_TASK REQUIREMENTS_. Can you express every one of the lines below as a Markdown table with the columns "No." and "Entry," giving each line a row number and leaving out blank lines?

_Element region listings_.
______
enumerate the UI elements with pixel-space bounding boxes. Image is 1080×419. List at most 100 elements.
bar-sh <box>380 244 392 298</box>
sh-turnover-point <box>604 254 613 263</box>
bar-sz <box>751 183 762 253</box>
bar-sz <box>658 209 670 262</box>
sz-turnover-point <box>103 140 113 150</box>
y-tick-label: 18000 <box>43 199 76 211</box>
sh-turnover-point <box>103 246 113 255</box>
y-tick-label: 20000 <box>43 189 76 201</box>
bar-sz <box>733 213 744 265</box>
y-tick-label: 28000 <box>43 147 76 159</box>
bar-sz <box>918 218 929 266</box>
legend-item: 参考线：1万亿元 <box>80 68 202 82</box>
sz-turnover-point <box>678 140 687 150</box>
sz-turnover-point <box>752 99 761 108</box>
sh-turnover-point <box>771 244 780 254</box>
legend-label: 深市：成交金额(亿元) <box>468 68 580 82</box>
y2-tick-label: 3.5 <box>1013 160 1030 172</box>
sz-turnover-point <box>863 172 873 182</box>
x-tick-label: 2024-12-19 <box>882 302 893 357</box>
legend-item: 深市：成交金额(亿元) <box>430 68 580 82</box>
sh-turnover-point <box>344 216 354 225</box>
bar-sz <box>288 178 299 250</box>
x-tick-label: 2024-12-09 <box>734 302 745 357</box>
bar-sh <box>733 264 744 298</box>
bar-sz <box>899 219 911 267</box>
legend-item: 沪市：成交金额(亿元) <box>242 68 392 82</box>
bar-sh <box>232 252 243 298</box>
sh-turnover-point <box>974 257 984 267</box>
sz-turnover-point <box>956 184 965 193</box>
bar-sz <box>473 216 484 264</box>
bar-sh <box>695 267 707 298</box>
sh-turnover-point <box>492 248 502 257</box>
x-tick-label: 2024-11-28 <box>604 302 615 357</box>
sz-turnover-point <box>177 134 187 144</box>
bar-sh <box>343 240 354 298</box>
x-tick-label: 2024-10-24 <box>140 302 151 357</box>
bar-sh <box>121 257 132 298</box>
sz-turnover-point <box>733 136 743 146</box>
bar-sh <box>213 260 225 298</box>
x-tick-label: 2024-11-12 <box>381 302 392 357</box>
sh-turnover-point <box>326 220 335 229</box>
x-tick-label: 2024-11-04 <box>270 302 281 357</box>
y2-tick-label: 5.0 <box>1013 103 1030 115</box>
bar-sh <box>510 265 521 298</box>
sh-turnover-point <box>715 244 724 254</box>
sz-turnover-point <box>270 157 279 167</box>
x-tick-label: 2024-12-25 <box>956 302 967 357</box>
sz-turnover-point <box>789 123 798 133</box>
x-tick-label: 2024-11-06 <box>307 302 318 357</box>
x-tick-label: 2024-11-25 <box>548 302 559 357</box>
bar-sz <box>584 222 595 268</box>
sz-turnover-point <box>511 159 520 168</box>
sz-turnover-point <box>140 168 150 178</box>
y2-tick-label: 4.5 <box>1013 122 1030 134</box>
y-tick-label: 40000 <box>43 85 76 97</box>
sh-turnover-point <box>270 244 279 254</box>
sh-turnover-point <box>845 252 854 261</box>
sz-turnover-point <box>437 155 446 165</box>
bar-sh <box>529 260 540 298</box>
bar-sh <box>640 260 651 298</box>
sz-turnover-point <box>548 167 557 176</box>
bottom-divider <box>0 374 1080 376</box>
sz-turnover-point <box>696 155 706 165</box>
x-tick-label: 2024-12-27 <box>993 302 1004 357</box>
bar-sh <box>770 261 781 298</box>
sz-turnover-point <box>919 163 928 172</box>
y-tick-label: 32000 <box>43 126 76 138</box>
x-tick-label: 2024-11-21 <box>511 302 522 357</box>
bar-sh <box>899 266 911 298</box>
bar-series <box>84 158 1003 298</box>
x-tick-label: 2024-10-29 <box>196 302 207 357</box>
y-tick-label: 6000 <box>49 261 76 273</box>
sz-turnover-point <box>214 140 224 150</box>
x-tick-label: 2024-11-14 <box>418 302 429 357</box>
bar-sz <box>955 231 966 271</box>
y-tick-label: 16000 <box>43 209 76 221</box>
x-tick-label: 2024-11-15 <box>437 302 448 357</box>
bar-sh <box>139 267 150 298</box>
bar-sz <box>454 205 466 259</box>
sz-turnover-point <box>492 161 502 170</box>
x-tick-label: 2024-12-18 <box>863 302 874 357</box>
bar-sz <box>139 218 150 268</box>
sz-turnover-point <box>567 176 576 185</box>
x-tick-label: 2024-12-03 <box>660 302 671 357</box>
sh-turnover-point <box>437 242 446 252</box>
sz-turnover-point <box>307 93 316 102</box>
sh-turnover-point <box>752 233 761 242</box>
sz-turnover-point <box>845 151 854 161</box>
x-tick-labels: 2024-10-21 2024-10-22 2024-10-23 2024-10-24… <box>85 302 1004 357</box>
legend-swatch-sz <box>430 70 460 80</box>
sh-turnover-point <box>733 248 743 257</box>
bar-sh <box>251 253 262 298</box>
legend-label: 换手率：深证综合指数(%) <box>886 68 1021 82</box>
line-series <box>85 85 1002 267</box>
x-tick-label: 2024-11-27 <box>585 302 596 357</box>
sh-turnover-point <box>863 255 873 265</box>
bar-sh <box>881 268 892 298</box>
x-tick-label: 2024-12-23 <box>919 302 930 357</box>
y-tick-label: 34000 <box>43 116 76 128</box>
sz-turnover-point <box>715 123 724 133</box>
______
_REPLY TO THE TASK_.
| No. | Entry |
|---|---|
| 1 | enumerate the UI elements with pixel-space bounding boxes. Image is 1080×419. List at most 100 elements. |
| 2 | bar-sh <box>380 244 392 298</box> |
| 3 | sh-turnover-point <box>604 254 613 263</box> |
| 4 | bar-sz <box>751 183 762 253</box> |
| 5 | bar-sz <box>658 209 670 262</box> |
| 6 | sz-turnover-point <box>103 140 113 150</box> |
| 7 | y-tick-label: 18000 <box>43 199 76 211</box> |
| 8 | sh-turnover-point <box>103 246 113 255</box> |
| 9 | y-tick-label: 20000 <box>43 189 76 201</box> |
| 10 | bar-sz <box>733 213 744 265</box> |
| 11 | y-tick-label: 28000 <box>43 147 76 159</box> |
| 12 | bar-sz <box>918 218 929 266</box> |
| 13 | legend-item: 参考线：1万亿元 <box>80 68 202 82</box> |
| 14 | sz-turnover-point <box>678 140 687 150</box> |
| 15 | sz-turnover-point <box>752 99 761 108</box> |
| 16 | sh-turnover-point <box>771 244 780 254</box> |
| 17 | legend-label: 深市：成交金额(亿元) <box>468 68 580 82</box> |
| 18 | y2-tick-label: 3.5 <box>1013 160 1030 172</box> |
| 19 | sz-turnover-point <box>863 172 873 182</box> |
| 20 | x-tick-label: 2024-12-19 <box>882 302 893 357</box> |
| 21 | legend-item: 深市：成交金额(亿元) <box>430 68 580 82</box> |
| 22 | sh-turnover-point <box>344 216 354 225</box> |
| 23 | bar-sz <box>288 178 299 250</box> |
| 24 | x-tick-label: 2024-12-09 <box>734 302 745 357</box> |
| 25 | bar-sh <box>733 264 744 298</box> |
| 26 | bar-sz <box>899 219 911 267</box> |
| 27 | legend-item: 沪市：成交金额(亿元) <box>242 68 392 82</box> |
| 28 | bar-sh <box>232 252 243 298</box> |
| 29 | sh-turnover-point <box>974 257 984 267</box> |
| 30 | sz-turnover-point <box>956 184 965 193</box> |
| 31 | bar-sz <box>473 216 484 264</box> |
| 32 | bar-sh <box>695 267 707 298</box> |
| 33 | sh-turnover-point <box>492 248 502 257</box> |
| 34 | x-tick-label: 2024-11-28 <box>604 302 615 357</box> |
| 35 | sz-turnover-point <box>177 134 187 144</box> |
| 36 | bar-sh <box>343 240 354 298</box> |
| 37 | x-tick-label: 2024-10-24 <box>140 302 151 357</box> |
| 38 | bar-sh <box>121 257 132 298</box> |
| 39 | sz-turnover-point <box>733 136 743 146</box> |
| 40 | bar-sh <box>213 260 225 298</box> |
| 41 | x-tick-label: 2024-11-12 <box>381 302 392 357</box> |
| 42 | sh-turnover-point <box>326 220 335 229</box> |
| 43 | x-tick-label: 2024-11-04 <box>270 302 281 357</box> |
| 44 | y2-tick-label: 5.0 <box>1013 103 1030 115</box> |
| 45 | bar-sh <box>510 265 521 298</box> |
| 46 | sh-turnover-point <box>715 244 724 254</box> |
| 47 | sz-turnover-point <box>270 157 279 167</box> |
| 48 | x-tick-label: 2024-12-25 <box>956 302 967 357</box> |
| 49 | sz-turnover-point <box>789 123 798 133</box> |
| 50 | x-tick-label: 2024-11-06 <box>307 302 318 357</box> |
| 51 | x-tick-label: 2024-11-25 <box>548 302 559 357</box> |
| 52 | bar-sz <box>584 222 595 268</box> |
| 53 | sz-turnover-point <box>511 159 520 168</box> |
| 54 | sz-turnover-point <box>140 168 150 178</box> |
| 55 | y2-tick-label: 4.5 <box>1013 122 1030 134</box> |
| 56 | y-tick-label: 40000 <box>43 85 76 97</box> |
| 57 | sh-turnover-point <box>270 244 279 254</box> |
| 58 | sh-turnover-point <box>845 252 854 261</box> |
| 59 | sz-turnover-point <box>437 155 446 165</box> |
| 60 | bar-sh <box>529 260 540 298</box> |
| 61 | bar-sh <box>640 260 651 298</box> |
| 62 | sz-turnover-point <box>548 167 557 176</box> |
| 63 | bottom-divider <box>0 374 1080 376</box> |
| 64 | sz-turnover-point <box>696 155 706 165</box> |
| 65 | x-tick-label: 2024-12-27 <box>993 302 1004 357</box> |
| 66 | bar-sh <box>770 261 781 298</box> |
| 67 | sz-turnover-point <box>919 163 928 172</box> |
| 68 | y-tick-label: 32000 <box>43 126 76 138</box> |
| 69 | x-tick-label: 2024-11-21 <box>511 302 522 357</box> |
| 70 | bar-sh <box>899 266 911 298</box> |
| 71 | bar-series <box>84 158 1003 298</box> |
| 72 | x-tick-label: 2024-10-29 <box>196 302 207 357</box> |
| 73 | y-tick-label: 6000 <box>49 261 76 273</box> |
| 74 | sz-turnover-point <box>214 140 224 150</box> |
| 75 | x-tick-label: 2024-11-14 <box>418 302 429 357</box> |
| 76 | bar-sz <box>955 231 966 271</box> |
| 77 | y-tick-label: 16000 <box>43 209 76 221</box> |
| 78 | x-tick-label: 2024-11-15 <box>437 302 448 357</box> |
| 79 | bar-sh <box>139 267 150 298</box> |
| 80 | bar-sz <box>454 205 466 259</box> |
| 81 | sz-turnover-point <box>492 161 502 170</box> |
| 82 | x-tick-label: 2024-12-18 <box>863 302 874 357</box> |
| 83 | bar-sz <box>139 218 150 268</box> |
| 84 | sz-turnover-point <box>567 176 576 185</box> |
| 85 | x-tick-label: 2024-12-03 <box>660 302 671 357</box> |
| 86 | sh-turnover-point <box>437 242 446 252</box> |
| 87 | sz-turnover-point <box>307 93 316 102</box> |
| 88 | sh-turnover-point <box>752 233 761 242</box> |
| 89 | sz-turnover-point <box>845 151 854 161</box> |
| 90 | x-tick-labels: 2024-10-21 2024-10-22 2024-10-23 2024-10-24… <box>85 302 1004 357</box> |
| 91 | legend-swatch-sz <box>430 70 460 80</box> |
| 92 | sh-turnover-point <box>733 248 743 257</box> |
| 93 | bar-sh <box>251 253 262 298</box> |
| 94 | legend-label: 换手率：深证综合指数(%) <box>886 68 1021 82</box> |
| 95 | line-series <box>85 85 1002 267</box> |
| 96 | x-tick-label: 2024-11-27 <box>585 302 596 357</box> |
| 97 | sh-turnover-point <box>863 255 873 265</box> |
| 98 | bar-sh <box>881 268 892 298</box> |
| 99 | x-tick-label: 2024-12-23 <box>919 302 930 357</box> |
| 100 | y-tick-label: 34000 <box>43 116 76 128</box> |
| 101 | sz-turnover-point <box>715 123 724 133</box> |